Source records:
━━━

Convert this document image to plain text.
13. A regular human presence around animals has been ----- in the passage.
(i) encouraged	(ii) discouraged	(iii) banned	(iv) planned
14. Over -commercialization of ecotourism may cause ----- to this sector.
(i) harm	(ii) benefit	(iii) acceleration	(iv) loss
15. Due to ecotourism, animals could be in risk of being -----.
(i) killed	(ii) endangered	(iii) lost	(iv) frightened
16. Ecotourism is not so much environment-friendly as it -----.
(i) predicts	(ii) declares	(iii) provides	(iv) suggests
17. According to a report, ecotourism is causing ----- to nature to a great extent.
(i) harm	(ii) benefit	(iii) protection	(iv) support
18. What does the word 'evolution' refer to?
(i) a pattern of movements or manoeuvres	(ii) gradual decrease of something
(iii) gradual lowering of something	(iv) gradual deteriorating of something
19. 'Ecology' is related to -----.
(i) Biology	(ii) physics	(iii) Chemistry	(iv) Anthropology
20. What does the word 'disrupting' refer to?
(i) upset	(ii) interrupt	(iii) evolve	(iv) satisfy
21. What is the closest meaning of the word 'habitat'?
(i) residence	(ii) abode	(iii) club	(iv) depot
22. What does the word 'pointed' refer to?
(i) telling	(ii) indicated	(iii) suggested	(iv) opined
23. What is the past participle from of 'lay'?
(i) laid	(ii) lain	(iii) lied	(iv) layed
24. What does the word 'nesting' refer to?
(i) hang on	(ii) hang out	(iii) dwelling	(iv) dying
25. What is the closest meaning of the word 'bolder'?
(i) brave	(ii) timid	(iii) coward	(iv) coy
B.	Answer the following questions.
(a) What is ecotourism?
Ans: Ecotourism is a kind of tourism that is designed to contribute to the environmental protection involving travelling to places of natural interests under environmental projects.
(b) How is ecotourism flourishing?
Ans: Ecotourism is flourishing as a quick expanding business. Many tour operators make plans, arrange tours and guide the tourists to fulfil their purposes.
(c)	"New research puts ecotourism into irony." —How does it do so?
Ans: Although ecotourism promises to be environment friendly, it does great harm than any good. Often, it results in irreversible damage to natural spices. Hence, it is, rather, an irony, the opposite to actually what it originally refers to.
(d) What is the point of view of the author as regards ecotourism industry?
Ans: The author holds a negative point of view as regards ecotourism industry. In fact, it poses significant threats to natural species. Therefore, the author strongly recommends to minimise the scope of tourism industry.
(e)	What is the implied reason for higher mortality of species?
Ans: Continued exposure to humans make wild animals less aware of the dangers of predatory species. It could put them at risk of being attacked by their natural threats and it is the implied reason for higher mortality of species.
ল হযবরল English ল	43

━━━

What the task asks: Give only the count of lines in which the string "implied" appears.

Answer to the exercise: 2